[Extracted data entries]
(begin)

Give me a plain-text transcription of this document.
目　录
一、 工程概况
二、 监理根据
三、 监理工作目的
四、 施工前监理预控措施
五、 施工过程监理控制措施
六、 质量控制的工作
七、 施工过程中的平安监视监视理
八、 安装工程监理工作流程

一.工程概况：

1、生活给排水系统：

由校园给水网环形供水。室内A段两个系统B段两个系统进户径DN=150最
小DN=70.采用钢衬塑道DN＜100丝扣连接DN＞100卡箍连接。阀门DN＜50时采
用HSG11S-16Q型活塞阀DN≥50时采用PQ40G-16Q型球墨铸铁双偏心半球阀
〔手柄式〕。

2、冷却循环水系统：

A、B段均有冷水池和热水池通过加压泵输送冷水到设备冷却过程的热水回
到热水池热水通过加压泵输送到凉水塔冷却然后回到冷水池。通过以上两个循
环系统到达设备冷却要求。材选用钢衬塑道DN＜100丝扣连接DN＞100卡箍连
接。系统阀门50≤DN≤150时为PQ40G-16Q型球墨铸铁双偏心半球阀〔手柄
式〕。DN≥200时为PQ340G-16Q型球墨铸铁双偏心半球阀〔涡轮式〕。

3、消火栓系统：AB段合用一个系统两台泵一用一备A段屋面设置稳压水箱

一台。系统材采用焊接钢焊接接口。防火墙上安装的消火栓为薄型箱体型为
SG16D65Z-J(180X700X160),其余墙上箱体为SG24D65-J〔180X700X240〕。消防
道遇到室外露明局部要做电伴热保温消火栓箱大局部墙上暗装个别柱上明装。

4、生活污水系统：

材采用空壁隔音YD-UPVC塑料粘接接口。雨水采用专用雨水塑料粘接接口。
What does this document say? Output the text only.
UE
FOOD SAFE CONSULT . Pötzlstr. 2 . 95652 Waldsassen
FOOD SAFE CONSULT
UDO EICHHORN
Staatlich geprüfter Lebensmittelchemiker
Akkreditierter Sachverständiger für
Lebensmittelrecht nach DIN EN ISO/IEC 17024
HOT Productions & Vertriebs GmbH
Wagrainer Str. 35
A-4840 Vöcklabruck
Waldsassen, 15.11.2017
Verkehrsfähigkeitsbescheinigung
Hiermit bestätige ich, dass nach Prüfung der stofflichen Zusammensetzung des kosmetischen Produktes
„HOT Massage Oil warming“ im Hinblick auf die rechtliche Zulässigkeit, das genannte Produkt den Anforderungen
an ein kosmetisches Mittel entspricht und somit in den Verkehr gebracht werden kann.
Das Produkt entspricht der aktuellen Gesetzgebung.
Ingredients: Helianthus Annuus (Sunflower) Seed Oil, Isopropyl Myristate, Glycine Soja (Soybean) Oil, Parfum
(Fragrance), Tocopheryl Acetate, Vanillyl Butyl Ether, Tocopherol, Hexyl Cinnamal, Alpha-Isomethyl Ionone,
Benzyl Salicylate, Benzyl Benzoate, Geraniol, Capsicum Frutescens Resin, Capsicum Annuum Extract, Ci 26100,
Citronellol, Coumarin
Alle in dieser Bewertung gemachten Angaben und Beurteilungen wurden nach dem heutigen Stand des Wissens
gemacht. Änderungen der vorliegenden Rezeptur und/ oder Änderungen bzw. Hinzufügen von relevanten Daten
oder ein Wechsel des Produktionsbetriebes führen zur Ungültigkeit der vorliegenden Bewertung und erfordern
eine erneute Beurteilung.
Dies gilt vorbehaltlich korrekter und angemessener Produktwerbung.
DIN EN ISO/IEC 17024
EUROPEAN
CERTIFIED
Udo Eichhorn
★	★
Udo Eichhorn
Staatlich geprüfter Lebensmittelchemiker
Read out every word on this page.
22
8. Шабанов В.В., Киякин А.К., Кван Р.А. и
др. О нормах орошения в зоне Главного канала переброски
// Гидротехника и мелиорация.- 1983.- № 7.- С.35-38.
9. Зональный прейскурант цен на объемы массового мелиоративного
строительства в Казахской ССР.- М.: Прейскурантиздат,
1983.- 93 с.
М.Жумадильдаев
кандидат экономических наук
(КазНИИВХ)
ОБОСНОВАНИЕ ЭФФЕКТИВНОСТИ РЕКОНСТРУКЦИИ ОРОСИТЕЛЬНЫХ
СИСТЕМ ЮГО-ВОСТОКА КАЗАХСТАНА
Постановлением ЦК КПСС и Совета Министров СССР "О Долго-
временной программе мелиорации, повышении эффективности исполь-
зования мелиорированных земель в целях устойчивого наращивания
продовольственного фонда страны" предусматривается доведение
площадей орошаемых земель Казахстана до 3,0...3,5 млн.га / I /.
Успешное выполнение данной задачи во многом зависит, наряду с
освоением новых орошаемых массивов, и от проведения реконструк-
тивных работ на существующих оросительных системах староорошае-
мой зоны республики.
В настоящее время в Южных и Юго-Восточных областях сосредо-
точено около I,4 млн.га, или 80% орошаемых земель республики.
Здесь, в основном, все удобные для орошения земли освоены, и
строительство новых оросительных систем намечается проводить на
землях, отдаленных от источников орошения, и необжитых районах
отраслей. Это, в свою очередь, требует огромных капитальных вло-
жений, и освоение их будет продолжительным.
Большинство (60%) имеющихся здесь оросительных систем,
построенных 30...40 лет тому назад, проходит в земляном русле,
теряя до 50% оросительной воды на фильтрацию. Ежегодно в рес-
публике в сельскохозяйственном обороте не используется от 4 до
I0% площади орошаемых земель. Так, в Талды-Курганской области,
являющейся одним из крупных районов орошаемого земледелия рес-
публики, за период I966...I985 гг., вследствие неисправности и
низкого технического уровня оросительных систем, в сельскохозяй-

(end)

→ Exercise directions: Print again each line of the listing above, exactly as it appears.

→ Solution to this task:
Give me a plain-text transcription of this document.
目　录
一、 工程概况
二、 监理根据
三、 监理工作目的
四、 施工前监理预控措施
五、 施工过程监理控制措施
六、 质量控制的工作
七、 施工过程中的平安监视监视理
八、 安装工程监理工作流程

一.工程概况：

1、生活给排水系统：

由校园给水网环形供水。室内A段两个系统B段两个系统进户径DN=150最
小DN=70.采用钢衬塑道DN＜100丝扣连接DN＞100卡箍连接。阀门DN＜50时采
用HSG11S-16Q型活塞阀DN≥50时采用PQ40G-16Q型球墨铸铁双偏心半球阀
〔手柄式〕。

2、冷却循环水系统：

A、B段均有冷水池和热水池通过加压泵输送冷水到设备冷却过程的热水回
到热水池热水通过加压泵输送到凉水塔冷却然后回到冷水池。通过以上两个循
环系统到达设备冷却要求。材选用钢衬塑道DN＜100丝扣连接DN＞100卡箍连
接。系统阀门50≤DN≤150时为PQ40G-16Q型球墨铸铁双偏心半球阀〔手柄
式〕。DN≥200时为PQ340G-16Q型球墨铸铁双偏心半球阀〔涡轮式〕。

3、消火栓系统：AB段合用一个系统两台泵一用一备A段屋面设置稳压水箱

一台。系统材采用焊接钢焊接接口。防火墙上安装的消火栓为薄型箱体型为
SG16D65Z-J(180X700X160),其余墙上箱体为SG24D65-J〔180X700X240〕。消防
道遇到室外露明局部要做电伴热保温消火栓箱大局部墙上暗装个别柱上明装。

4、生活污水系统：

材采用空壁隔音YD-UPVC塑料粘接接口。雨水采用专用雨水塑料粘接接口。
What does this document say? Output the text only.
UE
FOOD SAFE CONSULT . Pötzlstr. 2 . 95652 Waldsassen
FOOD SAFE CONSULT
UDO EICHHORN
Staatlich geprüfter Lebensmittelchemiker
Akkreditierter Sachverständiger für
Lebensmittelrecht nach DIN EN ISO/IEC 17024
HOT Productions & Vertriebs GmbH
Wagrainer Str. 35
A-4840 Vöcklabruck
Waldsassen, 15.11.2017
Verkehrsfähigkeitsbescheinigung
Hiermit bestätige ich, dass nach Prüfung der stofflichen Zusammensetzung des kosmetischen Produktes
„HOT Massage Oil warming“ im Hinblick auf die rechtliche Zulässigkeit, das genannte Produkt den Anforderungen
an ein kosmetisches Mittel entspricht und somit in den Verkehr gebracht werden kann.
Das Produkt entspricht der aktuellen Gesetzgebung.
Ingredients: Helianthus Annuus (Sunflower) Seed Oil, Isopropyl Myristate, Glycine Soja (Soybean) Oil, Parfum
(Fragrance), Tocopheryl Acetate, Vanillyl Butyl Ether, Tocopherol, Hexyl Cinnamal, Alpha-Isomethyl Ionone,
Benzyl Salicylate, Benzyl Benzoate, Geraniol, Capsicum Frutescens Resin, Capsicum Annuum Extract, Ci 26100,
Citronellol, Coumarin
Alle in dieser Bewertung gemachten Angaben und Beurteilungen wurden nach dem heutigen Stand des Wissens
gemacht. Änderungen der vorliegenden Rezeptur und/ oder Änderungen bzw. Hinzufügen von relevanten Daten
oder ein Wechsel des Produktionsbetriebes führen zur Ungültigkeit der vorliegenden Bewertung und erfordern
eine erneute Beurteilung.
Dies gilt vorbehaltlich korrekter und angemessener Produktwerbung.
DIN EN ISO/IEC 17024
EUROPEAN
CERTIFIED
Udo Eichhorn
★	★
Udo Eichhorn
Staatlich geprüfter Lebensmittelchemiker
Read out every word on this page.
22
8. Шабанов В.В., Киякин А.К., Кван Р.А. и
др. О нормах орошения в зоне Главного канала переброски
// Гидротехника и мелиорация.- 1983.- № 7.- С.35-38.
9. Зональный прейскурант цен на объемы массового мелиоративного
строительства в Казахской ССР.- М.: Прейскурантиздат,
1983.- 93 с.
М.Жумадильдаев
кандидат экономических наук
(КазНИИВХ)
ОБОСНОВАНИЕ ЭФФЕКТИВНОСТИ РЕКОНСТРУКЦИИ ОРОСИТЕЛЬНЫХ
СИСТЕМ ЮГО-ВОСТОКА КАЗАХСТАНА
Постановлением ЦК КПСС и Совета Министров СССР "О Долго-
временной программе мелиорации, повышении эффективности исполь-
зования мелиорированных земель в целях устойчивого наращивания
продовольственного фонда страны" предусматривается доведение
площадей орошаемых земель Казахстана до 3,0...3,5 млн.га / I /.
Успешное выполнение данной задачи во многом зависит, наряду с
освоением новых орошаемых массивов, и от проведения реконструк-
тивных работ на существующих оросительных системах староорошае-
мой зоны республики.
В настоящее время в Южных и Юго-Восточных областях сосредо-
точено около I,4 млн.га, или 80% орошаемых земель республики.
Здесь, в основном, все удобные для орошения земли освоены, и
строительство новых оросительных систем намечается проводить на
землях, отдаленных от источников орошения, и необжитых районах
отраслей. Это, в свою очередь, требует огромных капитальных вло-
жений, и освоение их будет продолжительным.
Большинство (60%) имеющихся здесь оросительных систем,
построенных 30...40 лет тому назад, проходит в земляном русле,
теряя до 50% оросительной воды на фильтрацию. Ежегодно в рес-
публике в сельскохозяйственном обороте не используется от 4 до
I0% площади орошаемых земель. Так, в Талды-Курганской области,
являющейся одним из крупных районов орошаемого земледелия рес-
публики, за период I966...I985 гг., вследствие неисправности и
низкого технического уровня оросительных систем, в сельскохозяй-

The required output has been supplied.